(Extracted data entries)

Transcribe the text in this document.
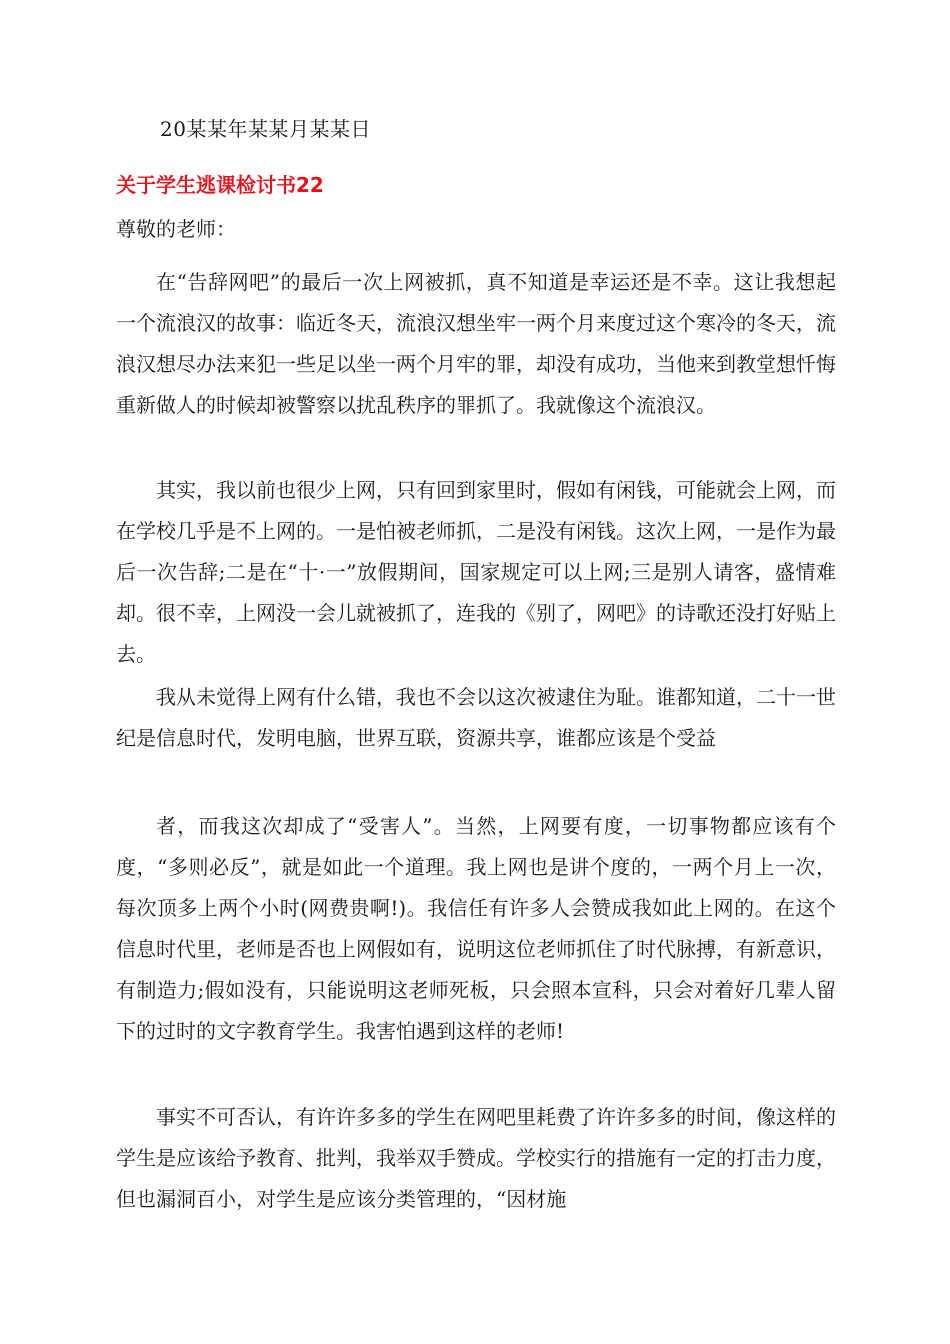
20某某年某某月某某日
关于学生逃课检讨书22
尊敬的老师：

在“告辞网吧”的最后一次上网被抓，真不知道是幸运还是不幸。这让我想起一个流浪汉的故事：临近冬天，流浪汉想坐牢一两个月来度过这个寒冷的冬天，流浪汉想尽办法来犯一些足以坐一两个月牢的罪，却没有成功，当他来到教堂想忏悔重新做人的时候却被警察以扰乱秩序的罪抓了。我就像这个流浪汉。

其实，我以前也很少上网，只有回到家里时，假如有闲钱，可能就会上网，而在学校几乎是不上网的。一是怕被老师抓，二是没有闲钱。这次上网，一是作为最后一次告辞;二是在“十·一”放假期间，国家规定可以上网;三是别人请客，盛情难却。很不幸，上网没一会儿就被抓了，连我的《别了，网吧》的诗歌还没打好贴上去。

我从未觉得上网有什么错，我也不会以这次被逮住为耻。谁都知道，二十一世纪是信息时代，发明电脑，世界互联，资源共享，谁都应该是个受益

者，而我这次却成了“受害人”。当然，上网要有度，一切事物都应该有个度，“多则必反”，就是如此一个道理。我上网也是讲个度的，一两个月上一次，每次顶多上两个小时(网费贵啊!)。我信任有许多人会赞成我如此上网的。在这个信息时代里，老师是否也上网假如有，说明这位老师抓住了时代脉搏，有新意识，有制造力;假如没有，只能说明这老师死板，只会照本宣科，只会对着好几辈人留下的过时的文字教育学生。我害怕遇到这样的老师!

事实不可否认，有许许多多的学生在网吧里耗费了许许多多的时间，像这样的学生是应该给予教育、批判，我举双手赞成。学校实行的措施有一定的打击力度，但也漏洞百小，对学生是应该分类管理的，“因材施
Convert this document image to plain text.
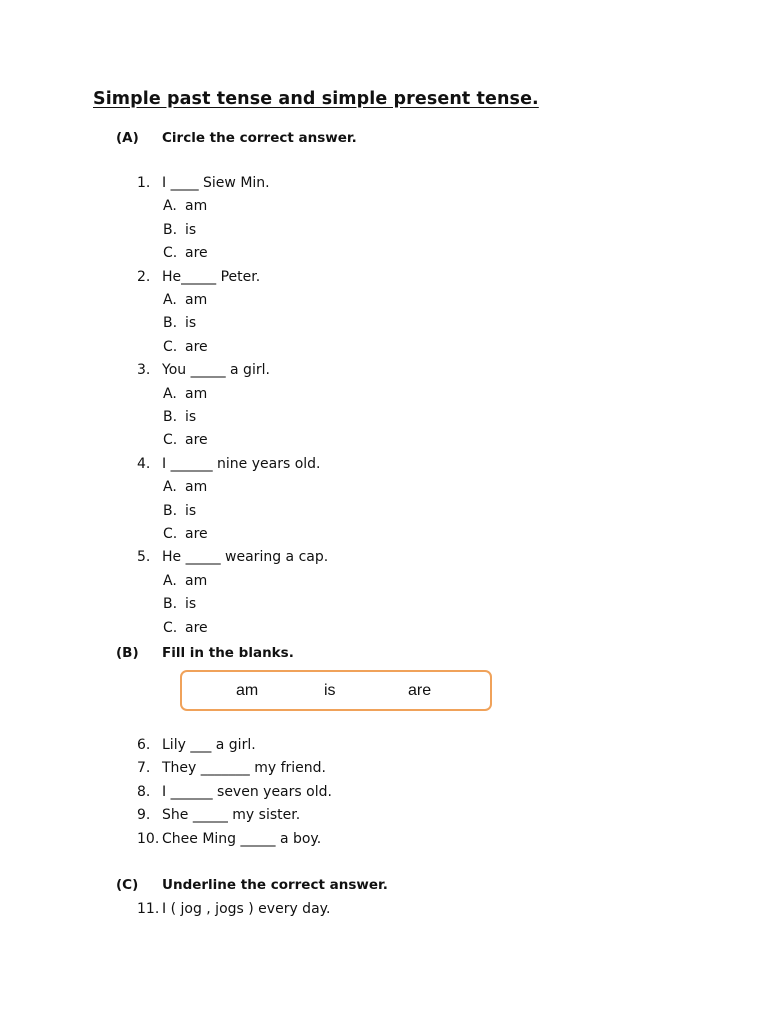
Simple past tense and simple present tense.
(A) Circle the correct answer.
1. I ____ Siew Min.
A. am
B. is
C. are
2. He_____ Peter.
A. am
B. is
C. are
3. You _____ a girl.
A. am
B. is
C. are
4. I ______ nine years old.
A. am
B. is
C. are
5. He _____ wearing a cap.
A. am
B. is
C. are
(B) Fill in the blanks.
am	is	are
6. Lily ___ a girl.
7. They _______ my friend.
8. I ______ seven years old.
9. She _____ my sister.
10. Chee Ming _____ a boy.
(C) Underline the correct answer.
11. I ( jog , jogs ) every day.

**WHAT YOU NEED TO DO**:
Reproduce the entries exactly. Do not carry over any picture.

**WORKED ANSWER**:
Transcribe the text in this document.
20某某年某某月某某日
关于学生逃课检讨书22
尊敬的老师：

在“告辞网吧”的最后一次上网被抓，真不知道是幸运还是不幸。这让我想起一个流浪汉的故事：临近冬天，流浪汉想坐牢一两个月来度过这个寒冷的冬天，流浪汉想尽办法来犯一些足以坐一两个月牢的罪，却没有成功，当他来到教堂想忏悔重新做人的时候却被警察以扰乱秩序的罪抓了。我就像这个流浪汉。

其实，我以前也很少上网，只有回到家里时，假如有闲钱，可能就会上网，而在学校几乎是不上网的。一是怕被老师抓，二是没有闲钱。这次上网，一是作为最后一次告辞;二是在“十·一”放假期间，国家规定可以上网;三是别人请客，盛情难却。很不幸，上网没一会儿就被抓了，连我的《别了，网吧》的诗歌还没打好贴上去。

我从未觉得上网有什么错，我也不会以这次被逮住为耻。谁都知道，二十一世纪是信息时代，发明电脑，世界互联，资源共享，谁都应该是个受益

者，而我这次却成了“受害人”。当然，上网要有度，一切事物都应该有个度，“多则必反”，就是如此一个道理。我上网也是讲个度的，一两个月上一次，每次顶多上两个小时(网费贵啊!)。我信任有许多人会赞成我如此上网的。在这个信息时代里，老师是否也上网假如有，说明这位老师抓住了时代脉搏，有新意识，有制造力;假如没有，只能说明这老师死板，只会照本宣科，只会对着好几辈人留下的过时的文字教育学生。我害怕遇到这样的老师!

事实不可否认，有许许多多的学生在网吧里耗费了许许多多的时间，像这样的学生是应该给予教育、批判，我举双手赞成。学校实行的措施有一定的打击力度，但也漏洞百小，对学生是应该分类管理的，“因材施
Convert this document image to plain text.
Simple past tense and simple present tense.
(A) Circle the correct answer.
1. I ____ Siew Min.
A. am
B. is
C. are
2. He_____ Peter.
A. am
B. is
C. are
3. You _____ a girl.
A. am
B. is
C. are
4. I ______ nine years old.
A. am
B. is
C. are
5. He _____ wearing a cap.
A. am
B. is
C. are
(B) Fill in the blanks.
am	is	are
6. Lily ___ a girl.
7. They _______ my friend.
8. I ______ seven years old.
9. She _____ my sister.
10. Chee Ming _____ a boy.
(C) Underline the correct answer.
11. I ( jog , jogs ) every day.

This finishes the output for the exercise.